> **Record extracts**

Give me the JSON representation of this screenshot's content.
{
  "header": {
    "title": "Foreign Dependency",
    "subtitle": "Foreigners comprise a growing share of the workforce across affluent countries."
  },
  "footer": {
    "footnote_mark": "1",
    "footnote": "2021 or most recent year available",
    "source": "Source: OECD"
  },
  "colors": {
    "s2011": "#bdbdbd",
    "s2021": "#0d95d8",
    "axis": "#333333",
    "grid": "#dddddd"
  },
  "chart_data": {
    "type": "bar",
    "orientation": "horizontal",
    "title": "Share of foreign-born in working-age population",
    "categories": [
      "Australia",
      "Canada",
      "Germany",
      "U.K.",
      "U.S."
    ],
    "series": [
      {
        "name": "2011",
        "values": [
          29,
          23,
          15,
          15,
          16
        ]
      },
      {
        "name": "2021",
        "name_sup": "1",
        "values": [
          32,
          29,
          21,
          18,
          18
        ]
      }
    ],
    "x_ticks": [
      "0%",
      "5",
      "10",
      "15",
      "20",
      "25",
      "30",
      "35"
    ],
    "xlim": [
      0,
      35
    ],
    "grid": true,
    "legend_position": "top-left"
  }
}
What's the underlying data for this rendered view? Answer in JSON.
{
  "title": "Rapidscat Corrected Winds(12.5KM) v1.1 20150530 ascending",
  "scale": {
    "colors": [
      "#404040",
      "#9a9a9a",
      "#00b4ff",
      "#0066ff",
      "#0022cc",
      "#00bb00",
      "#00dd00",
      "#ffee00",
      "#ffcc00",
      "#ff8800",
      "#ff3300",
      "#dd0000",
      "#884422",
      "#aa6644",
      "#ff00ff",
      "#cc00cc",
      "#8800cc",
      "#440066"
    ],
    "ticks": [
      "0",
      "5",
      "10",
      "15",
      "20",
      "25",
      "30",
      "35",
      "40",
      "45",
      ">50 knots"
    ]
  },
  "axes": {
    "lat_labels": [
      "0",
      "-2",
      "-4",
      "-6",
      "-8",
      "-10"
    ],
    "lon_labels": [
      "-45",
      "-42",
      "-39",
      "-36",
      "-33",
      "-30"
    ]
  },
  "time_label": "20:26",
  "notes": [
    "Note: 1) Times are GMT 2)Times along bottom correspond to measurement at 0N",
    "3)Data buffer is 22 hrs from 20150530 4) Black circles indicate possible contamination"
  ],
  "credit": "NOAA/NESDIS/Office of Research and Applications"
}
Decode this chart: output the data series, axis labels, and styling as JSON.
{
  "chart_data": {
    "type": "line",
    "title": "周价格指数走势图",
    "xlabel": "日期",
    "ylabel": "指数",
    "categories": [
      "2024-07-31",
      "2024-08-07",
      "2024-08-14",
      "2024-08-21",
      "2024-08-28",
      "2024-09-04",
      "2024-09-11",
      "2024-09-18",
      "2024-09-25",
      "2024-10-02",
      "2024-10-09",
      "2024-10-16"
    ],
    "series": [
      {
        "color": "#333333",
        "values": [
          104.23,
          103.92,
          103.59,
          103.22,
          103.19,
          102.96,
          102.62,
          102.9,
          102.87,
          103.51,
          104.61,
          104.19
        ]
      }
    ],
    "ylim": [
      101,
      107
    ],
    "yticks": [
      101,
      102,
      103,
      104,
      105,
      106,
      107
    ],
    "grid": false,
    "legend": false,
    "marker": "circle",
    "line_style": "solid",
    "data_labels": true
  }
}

> **What the task requires**
Using the records above, gather all lines where the string "JSON" is present.

> **Written response**
Give me the JSON representation of this screenshot's content.
What's the underlying data for this rendered view? Answer in JSON.
Decode this chart: output the data series, axis labels, and styling as JSON.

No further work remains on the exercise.